Images must not appear in your copy; reproduce every other part of the records exactly.

── Working data

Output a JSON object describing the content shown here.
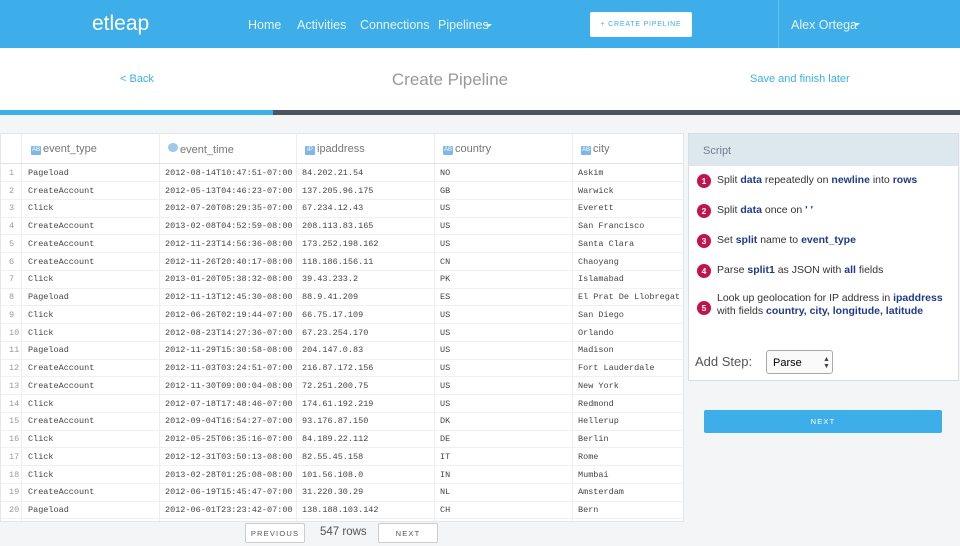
{
  "nav": {
    "logo": "etleap",
    "links": [
      "Home",
      "Activities",
      "Connections",
      "Pipelines"
    ],
    "button": "+ CREATE PIPELINE",
    "user": "Alex Ortega"
  },
  "header": {
    "back": "< Back",
    "title": "Create Pipeline",
    "save": "Save and finish later"
  },
  "table": {
    "columns": [
      {
        "badge": "AB",
        "name": "event_type"
      },
      {
        "badge": "",
        "name": "event_time"
      },
      {
        "badge": "IP",
        "name": "ipaddress"
      },
      {
        "badge": "AB",
        "name": "country"
      },
      {
        "badge": "AB",
        "name": "city"
      }
    ],
    "rows": [
      [
        "1",
        "Pageload",
        "2012-08-14T10:47:51-07:00",
        "84.202.21.54",
        "NO",
        "Askim"
      ],
      [
        "2",
        "CreateAccount",
        "2012-05-13T04:46:23-07:00",
        "137.205.96.175",
        "GB",
        "Warwick"
      ],
      [
        "3",
        "Click",
        "2012-07-20T08:29:35-07:00",
        "67.234.12.43",
        "US",
        "Everett"
      ],
      [
        "4",
        "CreateAccount",
        "2013-02-08T04:52:59-08:00",
        "208.113.83.165",
        "US",
        "San Francisco"
      ],
      [
        "5",
        "CreateAccount",
        "2012-11-23T14:56:36-08:00",
        "173.252.198.162",
        "US",
        "Santa Clara"
      ],
      [
        "6",
        "CreateAccount",
        "2012-11-26T20:40:17-08:00",
        "118.186.156.11",
        "CN",
        "Chaoyang"
      ],
      [
        "7",
        "Click",
        "2013-01-20T05:38:32-08:00",
        "39.43.233.2",
        "PK",
        "Islamabad"
      ],
      [
        "8",
        "Pageload",
        "2012-11-13T12:45:30-08:00",
        "88.9.41.209",
        "ES",
        "El Prat De Llobregat"
      ],
      [
        "9",
        "Click",
        "2012-06-26T02:19:44-07:00",
        "66.75.17.109",
        "US",
        "San Diego"
      ],
      [
        "10",
        "Click",
        "2012-08-23T14:27:36-07:00",
        "67.23.254.170",
        "US",
        "Orlando"
      ],
      [
        "11",
        "Pageload",
        "2012-11-29T15:30:58-08:00",
        "204.147.0.83",
        "US",
        "Madison"
      ],
      [
        "12",
        "CreateAccount",
        "2012-11-03T03:24:51-07:00",
        "216.87.172.156",
        "US",
        "Fort Lauderdale"
      ],
      [
        "13",
        "CreateAccount",
        "2012-11-30T09:00:04-08:00",
        "72.251.200.75",
        "US",
        "New York"
      ],
      [
        "14",
        "Click",
        "2012-07-18T17:48:46-07:00",
        "174.61.192.219",
        "US",
        "Redmond"
      ],
      [
        "15",
        "CreateAccount",
        "2012-09-04T16:54:27-07:00",
        "93.176.87.150",
        "DK",
        "Hellerup"
      ],
      [
        "16",
        "Click",
        "2012-05-25T06:35:16-07:00",
        "84.189.22.112",
        "DE",
        "Berlin"
      ],
      [
        "17",
        "Click",
        "2012-12-31T03:50:13-08:00",
        "82.55.45.158",
        "IT",
        "Rome"
      ],
      [
        "18",
        "Click",
        "2013-02-28T01:25:08-08:00",
        "101.56.108.0",
        "IN",
        "Mumbai"
      ],
      [
        "19",
        "CreateAccount",
        "2012-06-19T15:45:47-07:00",
        "31.220.30.29",
        "NL",
        "Amsterdam"
      ],
      [
        "20",
        "Pageload",
        "2012-06-01T23:23:42-07:00",
        "138.188.103.142",
        "CH",
        "Bern"
      ]
    ]
  },
  "pagination": {
    "previous": "PREVIOUS",
    "rows": "547 rows",
    "next": "NEXT"
  },
  "script": {
    "title": "Script",
    "steps": [
      {
        "num": "1",
        "parts": [
          "Split ",
          "data",
          " repeatedly on ",
          "newline",
          " into ",
          "rows"
        ]
      },
      {
        "num": "2",
        "parts": [
          "Split ",
          "data",
          " once on ",
          "' '"
        ]
      },
      {
        "num": "3",
        "parts": [
          "Set ",
          "split",
          " name to ",
          "event_type"
        ]
      },
      {
        "num": "4",
        "parts": [
          "Parse ",
          "split1",
          " as JSON with ",
          "all",
          " fields"
        ]
      },
      {
        "num": "5",
        "parts": [
          "Look up geolocation for IP address in ",
          "ipaddress",
          " with fields ",
          "country, city, longitude, latitude"
        ]
      }
    ],
    "add_step": "Add Step:",
    "select": "Parse",
    "next": "NEXT"
  }
}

────

* Task result
Output a JSON object describing the content shown here.
{
  "nav": {
    "logo": "etleap",
    "links": [
      "Home",
      "Activities",
      "Connections",
      "Pipelines"
    ],
    "button": "+ CREATE PIPELINE",
    "user": "Alex Ortega"
  },
  "header": {
    "back": "< Back",
    "title": "Create Pipeline",
    "save": "Save and finish later"
  },
  "table": {
    "columns": [
      {
        "badge": "AB",
        "name": "event_type"
      },
      {
        "badge": "",
        "name": "event_time"
      },
      {
        "badge": "IP",
        "name": "ipaddress"
      },
      {
        "badge": "AB",
        "name": "country"
      },
      {
        "badge": "AB",
        "name": "city"
      }
    ],
    "rows": [
      [
        "1",
        "Pageload",
        "2012-08-14T10:47:51-07:00",
        "84.202.21.54",
        "NO",
        "Askim"
      ],
      [
        "2",
        "CreateAccount",
        "2012-05-13T04:46:23-07:00",
        "137.205.96.175",
        "GB",
        "Warwick"
      ],
      [
        "3",
        "Click",
        "2012-07-20T08:29:35-07:00",
        "67.234.12.43",
        "US",
        "Everett"
      ],
      [
        "4",
        "CreateAccount",
        "2013-02-08T04:52:59-08:00",
        "208.113.83.165",
        "US",
        "San Francisco"
      ],
      [
        "5",
        "CreateAccount",
        "2012-11-23T14:56:36-08:00",
        "173.252.198.162",
        "US",
        "Santa Clara"
      ],
      [
        "6",
        "CreateAccount",
        "2012-11-26T20:40:17-08:00",
        "118.186.156.11",
        "CN",
        "Chaoyang"
      ],
      [
        "7",
        "Click",
        "2013-01-20T05:38:32-08:00",
        "39.43.233.2",
        "PK",
        "Islamabad"
      ],
      [
        "8",
        "Pageload",
        "2012-11-13T12:45:30-08:00",
        "88.9.41.209",
        "ES",
        "El Prat De Llobregat"
      ],
      [
        "9",
        "Click",
        "2012-06-26T02:19:44-07:00",
        "66.75.17.109",
        "US",
        "San Diego"
      ],
      [
        "10",
        "Click",
        "2012-08-23T14:27:36-07:00",
        "67.23.254.170",
        "US",
        "Orlando"
      ],
      [
        "11",
        "Pageload",
        "2012-11-29T15:30:58-08:00",
        "204.147.0.83",
        "US",
        "Madison"
      ],
      [
        "12",
        "CreateAccount",
        "2012-11-03T03:24:51-07:00",
        "216.87.172.156",
        "US",
        "Fort Lauderdale"
      ],
      [
        "13",
        "CreateAccount",
        "2012-11-30T09:00:04-08:00",
        "72.251.200.75",
        "US",
        "New York"
      ],
      [
        "14",
        "Click",
        "2012-07-18T17:48:46-07:00",
        "174.61.192.219",
        "US",
        "Redmond"
      ],
      [
        "15",
        "CreateAccount",
        "2012-09-04T16:54:27-07:00",
        "93.176.87.150",
        "DK",
        "Hellerup"
      ],
      [
        "16",
        "Click",
        "2012-05-25T06:35:16-07:00",
        "84.189.22.112",
        "DE",
        "Berlin"
      ],
      [
        "17",
        "Click",
        "2012-12-31T03:50:13-08:00",
        "82.55.45.158",
        "IT",
        "Rome"
      ],
      [
        "18",
        "Click",
        "2013-02-28T01:25:08-08:00",
        "101.56.108.0",
        "IN",
        "Mumbai"
      ],
      [
        "19",
        "CreateAccount",
        "2012-06-19T15:45:47-07:00",
        "31.220.30.29",
        "NL",
        "Amsterdam"
      ],
      [
        "20",
        "Pageload",
        "2012-06-01T23:23:42-07:00",
        "138.188.103.142",
        "CH",
        "Bern"
      ]
    ]
  },
  "pagination": {
    "previous": "PREVIOUS",
    "rows": "547 rows",
    "next": "NEXT"
  },
  "script": {
    "title": "Script",
    "steps": [
      {
        "num": "1",
        "parts": [
          "Split ",
          "data",
          " repeatedly on ",
          "newline",
          " into ",
          "rows"
        ]
      },
      {
        "num": "2",
        "parts": [
          "Split ",
          "data",
          " once on ",
          "' '"
        ]
      },
      {
        "num": "3",
        "parts": [
          "Set ",
          "split",
          " name to ",
          "event_type"
        ]
      },
      {
        "num": "4",
        "parts": [
          "Parse ",
          "split1",
          " as JSON with ",
          "all",
          " fields"
        ]
      },
      {
        "num": "5",
        "parts": [
          "Look up geolocation for IP address in ",
          "ipaddress",
          " with fields ",
          "country, city, longitude, latitude"
        ]
      }
    ],
    "add_step": "Add Step:",
    "select": "Parse",
    "next": "NEXT"
  }
}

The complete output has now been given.